Go through the listing beneath this task and return every line that carries the string "source".

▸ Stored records

· · · ·

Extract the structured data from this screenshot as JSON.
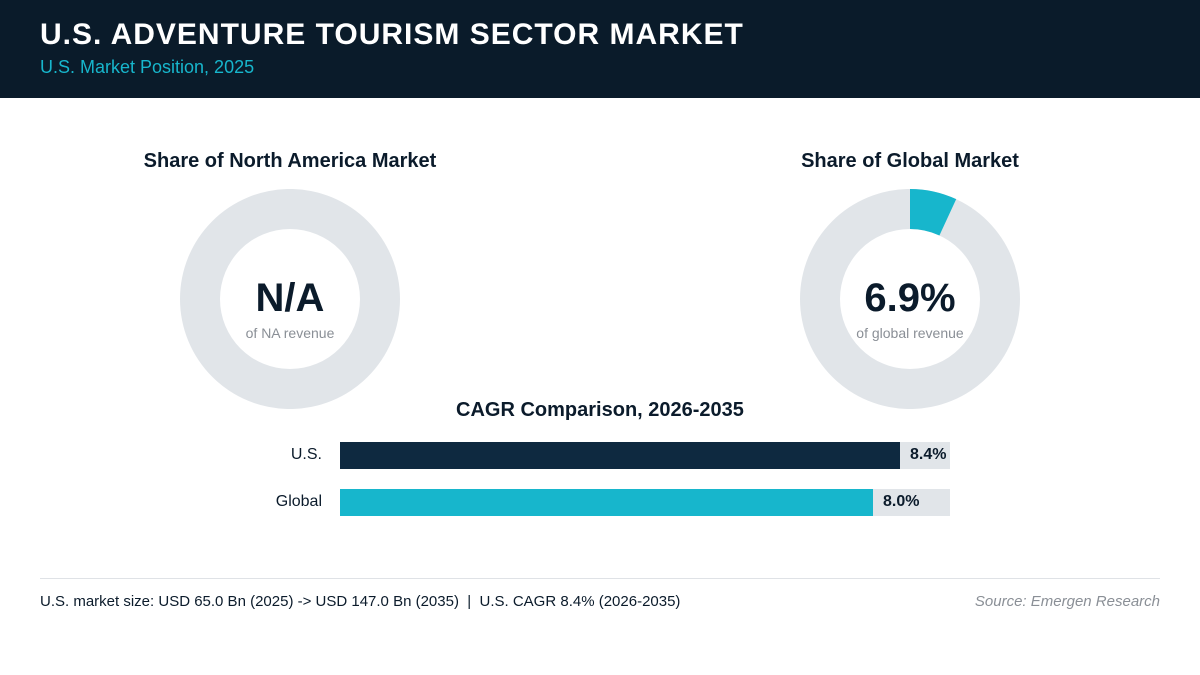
{
  "header": {
    "title": "U.S. ADVENTURE TOURISM SECTOR MARKET",
    "subtitle": "U.S. Market Position, 2025"
  },
  "colors": {
    "header_bg": "#0a1b2a",
    "accent": "#17b6cc",
    "dark_bar": "#0e2940",
    "track": "#e1e5e9"
  },
  "chart_data": [
    {
      "type": "pie",
      "title": "Share of North America Market",
      "center_value": "N/A",
      "center_caption": "of NA revenue",
      "value": null
    },
    {
      "type": "pie",
      "title": "Share of Global Market",
      "center_value": "6.9%",
      "center_caption": "of global revenue",
      "value": 6.9
    },
    {
      "type": "bar",
      "title": "CAGR Comparison, 2026-2035",
      "categories": [
        "U.S.",
        "Global"
      ],
      "values": [
        8.4,
        8.0
      ],
      "value_labels": [
        "8.4%",
        "8.0%"
      ],
      "xlim": [
        0,
        9.15
      ]
    }
  ],
  "footer": {
    "note": "U.S. market size: USD 65.0 Bn (2025) -> USD 147.0 Bn (2035)  |  U.S. CAGR 8.4% (2026-2035)",
    "source": "Source: Emergen Research"
  }
}
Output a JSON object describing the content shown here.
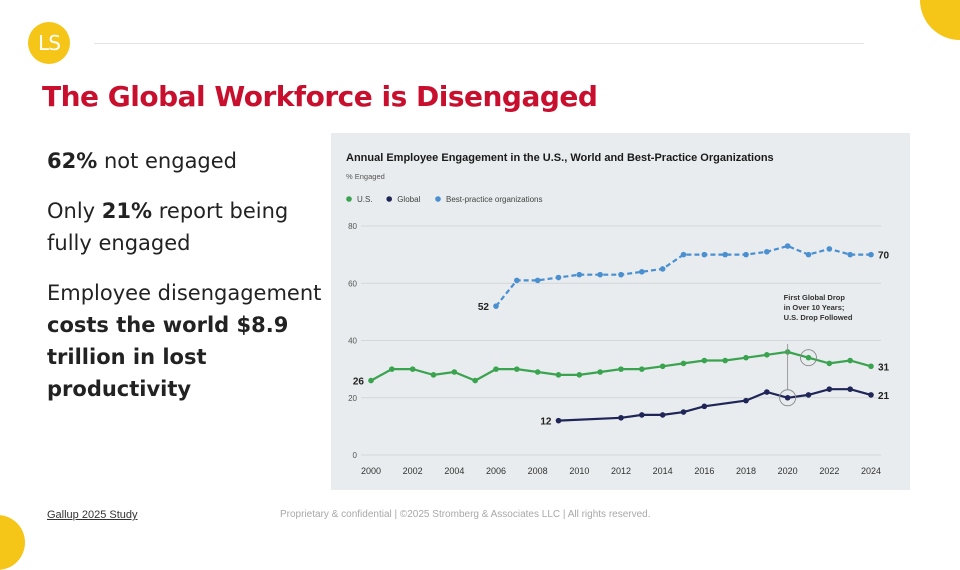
{
  "slide": {
    "logo_text": "LS",
    "title": "The Global Workforce is Disengaged",
    "points": [
      {
        "bold": "62%",
        "text": " not engaged"
      },
      {
        "pre": "Only ",
        "bold": "21%",
        "text": " report being fully engaged"
      },
      {
        "pre": "Employee disengagement ",
        "bold": "costs the world $8.9 trillion in lost productivity"
      }
    ],
    "source": "Gallup 2025 Study",
    "footer": "Proprietary & confidential  |  ©2025 Stromberg & Associates LLC | All rights reserved."
  },
  "chart_data": {
    "type": "line",
    "title": "Annual Employee Engagement in the U.S., World and Best-Practice Organizations",
    "ylabel": "% Engaged",
    "ylim": [
      0,
      80
    ],
    "yticks": [
      0,
      20,
      40,
      60,
      80
    ],
    "xlim": [
      2000,
      2024
    ],
    "xticks": [
      2000,
      2002,
      2004,
      2006,
      2008,
      2010,
      2012,
      2014,
      2016,
      2018,
      2020,
      2022,
      2024
    ],
    "legend_position": "top-left",
    "grid": "horizontal",
    "series": [
      {
        "name": "U.S.",
        "color": "#3aa34f",
        "dashed": false,
        "x": [
          2000,
          2001,
          2002,
          2003,
          2004,
          2005,
          2006,
          2007,
          2008,
          2009,
          2010,
          2011,
          2012,
          2013,
          2014,
          2015,
          2016,
          2017,
          2018,
          2019,
          2020,
          2021,
          2022,
          2023,
          2024
        ],
        "y": [
          26,
          30,
          30,
          28,
          29,
          26,
          30,
          30,
          29,
          28,
          28,
          29,
          30,
          30,
          31,
          32,
          33,
          33,
          34,
          35,
          36,
          34,
          32,
          33,
          31
        ]
      },
      {
        "name": "Global",
        "color": "#1f2557",
        "dashed": false,
        "x": [
          2009,
          2012,
          2013,
          2014,
          2015,
          2016,
          2018,
          2019,
          2020,
          2021,
          2022,
          2023,
          2024
        ],
        "y": [
          12,
          13,
          14,
          14,
          15,
          17,
          19,
          22,
          20,
          21,
          23,
          23,
          21
        ]
      },
      {
        "name": "Best-practice organizations",
        "color": "#4a8fd0",
        "dashed": true,
        "x": [
          2006,
          2007,
          2008,
          2009,
          2010,
          2011,
          2012,
          2013,
          2014,
          2015,
          2016,
          2017,
          2018,
          2019,
          2020,
          2021,
          2022,
          2023,
          2024
        ],
        "y": [
          52,
          61,
          61,
          62,
          63,
          63,
          63,
          64,
          65,
          70,
          70,
          70,
          70,
          71,
          73,
          70,
          72,
          70,
          70
        ]
      }
    ],
    "value_labels": [
      {
        "series": "Best-practice organizations",
        "x": 2006,
        "text": "52",
        "side": "left"
      },
      {
        "series": "Best-practice organizations",
        "x": 2024,
        "text": "70",
        "side": "right"
      },
      {
        "series": "U.S.",
        "x": 2000,
        "text": "26",
        "side": "left"
      },
      {
        "series": "U.S.",
        "x": 2024,
        "text": "31",
        "side": "right"
      },
      {
        "series": "Global",
        "x": 2009,
        "text": "12",
        "side": "left"
      },
      {
        "series": "Global",
        "x": 2024,
        "text": "21",
        "side": "right"
      }
    ],
    "annotation": {
      "lines": [
        "First Global Drop",
        "in Over 10 Years;",
        "U.S. Drop Followed"
      ],
      "circles": [
        {
          "series": "Global",
          "x": 2020
        },
        {
          "series": "U.S.",
          "x": 2021
        }
      ]
    }
  }
}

· · · ·

▸ Answer to this task
    "source": "Source: Emergen Research"
    "source": "Gallup 2025 Study",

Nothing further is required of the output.